- **Directive**
Please rewrite part of the listing below as a numbered list with blank lines left out. Begin at the line that contains "Patent image size: (995, 759)." and stop after the line that contains "The data storage device 100 is at (700, 112).".

Raw records
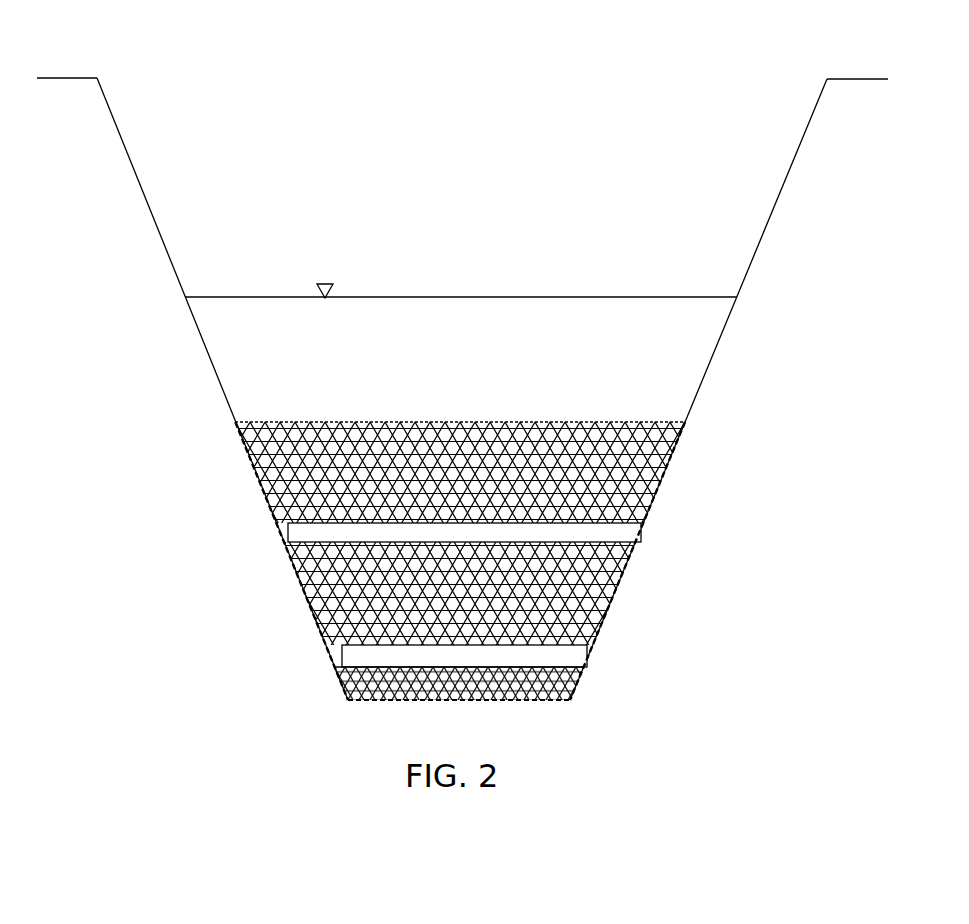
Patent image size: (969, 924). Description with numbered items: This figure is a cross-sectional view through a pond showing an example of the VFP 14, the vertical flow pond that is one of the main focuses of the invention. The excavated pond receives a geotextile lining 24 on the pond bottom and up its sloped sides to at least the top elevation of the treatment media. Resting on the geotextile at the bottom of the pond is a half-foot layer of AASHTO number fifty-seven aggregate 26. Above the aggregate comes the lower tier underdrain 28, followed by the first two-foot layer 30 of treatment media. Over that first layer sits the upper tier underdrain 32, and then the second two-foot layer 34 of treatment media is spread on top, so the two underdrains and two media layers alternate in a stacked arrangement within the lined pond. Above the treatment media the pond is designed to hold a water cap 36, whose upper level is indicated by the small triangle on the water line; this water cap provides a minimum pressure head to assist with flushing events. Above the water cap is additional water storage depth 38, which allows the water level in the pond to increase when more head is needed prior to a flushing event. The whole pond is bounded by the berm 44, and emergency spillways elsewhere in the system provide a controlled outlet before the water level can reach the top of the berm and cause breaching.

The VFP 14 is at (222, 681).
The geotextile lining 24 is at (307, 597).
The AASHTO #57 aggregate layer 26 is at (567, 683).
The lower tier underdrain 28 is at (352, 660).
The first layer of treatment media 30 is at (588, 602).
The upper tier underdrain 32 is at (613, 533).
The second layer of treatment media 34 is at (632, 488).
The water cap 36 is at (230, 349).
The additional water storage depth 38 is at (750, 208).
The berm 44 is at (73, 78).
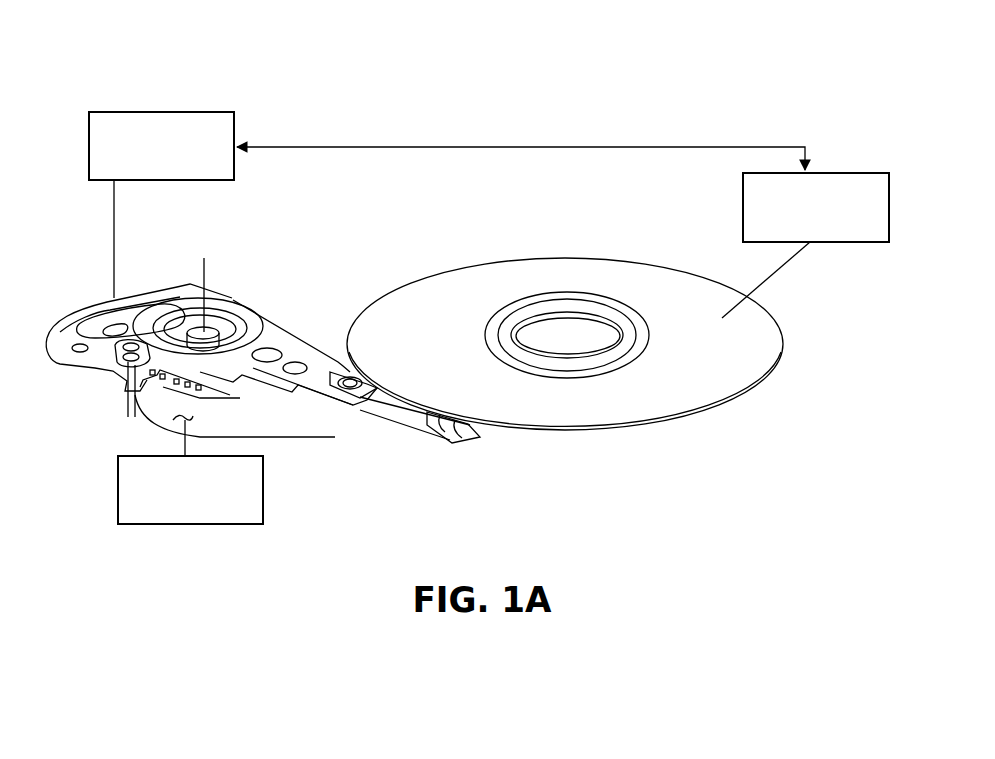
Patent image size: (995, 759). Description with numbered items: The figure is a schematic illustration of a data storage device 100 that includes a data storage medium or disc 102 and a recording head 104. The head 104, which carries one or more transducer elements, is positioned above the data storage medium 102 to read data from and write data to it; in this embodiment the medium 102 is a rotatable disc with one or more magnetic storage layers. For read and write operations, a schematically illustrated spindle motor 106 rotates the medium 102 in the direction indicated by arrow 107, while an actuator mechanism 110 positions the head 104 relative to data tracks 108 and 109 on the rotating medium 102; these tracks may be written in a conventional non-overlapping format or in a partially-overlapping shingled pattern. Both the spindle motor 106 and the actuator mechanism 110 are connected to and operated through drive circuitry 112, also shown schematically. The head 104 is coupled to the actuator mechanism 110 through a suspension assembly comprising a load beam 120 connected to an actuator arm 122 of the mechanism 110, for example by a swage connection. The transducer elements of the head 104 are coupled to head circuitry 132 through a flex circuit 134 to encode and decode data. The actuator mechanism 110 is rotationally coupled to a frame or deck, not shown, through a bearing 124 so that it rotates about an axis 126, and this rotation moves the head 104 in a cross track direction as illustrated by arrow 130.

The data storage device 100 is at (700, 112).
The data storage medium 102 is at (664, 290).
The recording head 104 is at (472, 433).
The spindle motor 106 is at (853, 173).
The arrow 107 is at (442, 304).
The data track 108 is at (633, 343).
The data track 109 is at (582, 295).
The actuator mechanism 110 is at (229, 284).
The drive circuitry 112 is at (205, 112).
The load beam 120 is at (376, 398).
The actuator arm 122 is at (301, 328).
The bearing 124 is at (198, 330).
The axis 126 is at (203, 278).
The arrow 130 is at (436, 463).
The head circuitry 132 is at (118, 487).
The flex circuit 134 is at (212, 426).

==

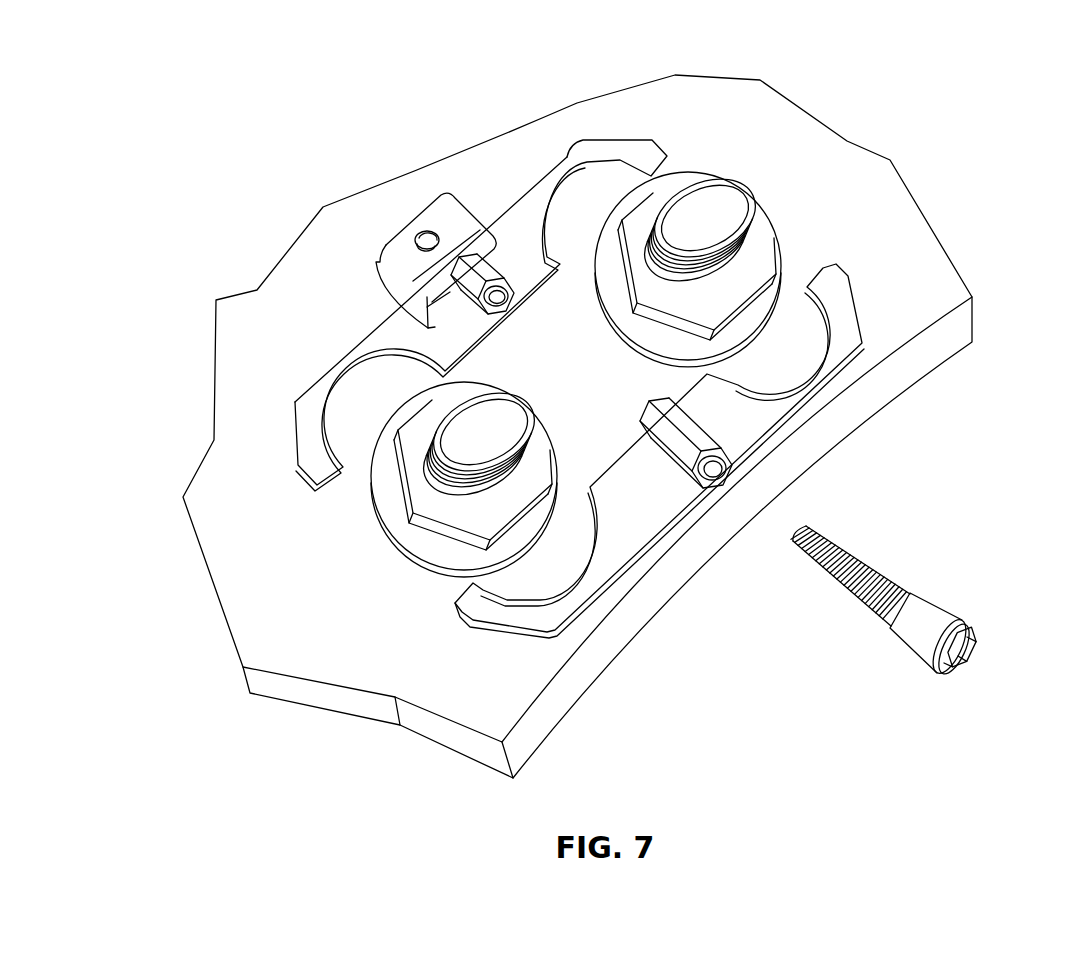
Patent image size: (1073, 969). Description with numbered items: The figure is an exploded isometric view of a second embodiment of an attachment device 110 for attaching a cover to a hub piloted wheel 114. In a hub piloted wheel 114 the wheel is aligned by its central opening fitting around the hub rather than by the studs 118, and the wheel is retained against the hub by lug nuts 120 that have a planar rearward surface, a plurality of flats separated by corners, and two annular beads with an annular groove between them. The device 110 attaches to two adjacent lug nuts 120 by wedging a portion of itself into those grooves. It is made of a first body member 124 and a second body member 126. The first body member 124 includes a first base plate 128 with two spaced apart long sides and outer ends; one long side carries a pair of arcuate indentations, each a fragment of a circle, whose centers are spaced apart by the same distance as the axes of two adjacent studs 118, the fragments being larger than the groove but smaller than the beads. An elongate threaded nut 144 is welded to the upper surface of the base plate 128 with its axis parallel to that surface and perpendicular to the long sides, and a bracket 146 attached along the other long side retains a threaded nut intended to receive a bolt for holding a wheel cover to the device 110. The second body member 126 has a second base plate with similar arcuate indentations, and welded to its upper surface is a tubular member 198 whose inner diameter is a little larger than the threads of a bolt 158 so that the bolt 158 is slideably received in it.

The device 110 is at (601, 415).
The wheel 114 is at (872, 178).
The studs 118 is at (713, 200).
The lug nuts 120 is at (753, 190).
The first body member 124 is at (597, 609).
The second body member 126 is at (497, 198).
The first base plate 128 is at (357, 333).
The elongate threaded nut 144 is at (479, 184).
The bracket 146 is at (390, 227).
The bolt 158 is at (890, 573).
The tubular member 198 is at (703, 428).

==

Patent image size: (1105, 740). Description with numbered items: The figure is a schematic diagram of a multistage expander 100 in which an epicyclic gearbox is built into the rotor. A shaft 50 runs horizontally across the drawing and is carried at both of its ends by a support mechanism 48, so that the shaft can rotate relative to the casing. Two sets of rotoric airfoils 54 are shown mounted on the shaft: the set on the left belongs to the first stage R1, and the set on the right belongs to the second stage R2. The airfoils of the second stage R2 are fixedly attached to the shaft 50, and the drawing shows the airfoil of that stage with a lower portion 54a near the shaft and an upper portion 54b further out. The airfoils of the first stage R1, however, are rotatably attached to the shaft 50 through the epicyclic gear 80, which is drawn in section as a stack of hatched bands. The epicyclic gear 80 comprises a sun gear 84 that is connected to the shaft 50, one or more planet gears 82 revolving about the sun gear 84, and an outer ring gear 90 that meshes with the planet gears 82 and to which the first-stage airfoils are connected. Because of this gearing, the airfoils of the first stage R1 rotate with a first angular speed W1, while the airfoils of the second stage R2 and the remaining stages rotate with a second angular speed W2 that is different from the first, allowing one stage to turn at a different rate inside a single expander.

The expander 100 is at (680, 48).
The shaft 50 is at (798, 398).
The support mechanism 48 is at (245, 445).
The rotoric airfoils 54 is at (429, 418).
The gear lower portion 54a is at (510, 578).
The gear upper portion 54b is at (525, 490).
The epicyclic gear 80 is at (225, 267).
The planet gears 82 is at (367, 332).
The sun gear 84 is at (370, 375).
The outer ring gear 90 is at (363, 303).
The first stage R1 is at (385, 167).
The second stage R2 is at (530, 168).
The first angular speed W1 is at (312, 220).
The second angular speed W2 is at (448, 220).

- **Final result**
1. Patent image size: (995, 759). Description with numbered items: The figure is a schematic illustration of a data storage device 100 that includes a data storage medium or disc 102 and a recording head 104. The head 104, which carries one or more transducer elements, is positioned above the data storage medium 102 to read data from and write data to it; in this embodiment the medium 102 is a rotatable disc with one or more magnetic storage layers. For read and write operations, a schematically illustrated spindle motor 106 rotates the medium 102 in the direction indicated by arrow 107, while an actuator mechanism 110 positions the head 104 relative to data tracks 108 and 109 on the rotating medium 102; these tracks may be written in a conventional non-overlapping format or in a partially-overlapping shingled pattern. Both the spindle motor 106 and the actuator mechanism 110 are connected to and operated through drive circuitry 112, also shown schematically. The head 104 is coupled to the actuator mechanism 110 through a suspension assembly comprising a load beam 120 connected to an actuator arm 122 of the mechanism 110, for example by a swage connection. The transducer elements of the head 104 are coupled to head circuitry 132 through a flex circuit 134 to encode and decode data. The actuator mechanism 110 is rotationally coupled to a frame or deck, not shown, through a bearing 124 so that it rotates about an axis 126, and this rotation moves the head 104 in a cross track direction as illustrated by arrow 130.
2. The data storage device 100 is at (700, 112).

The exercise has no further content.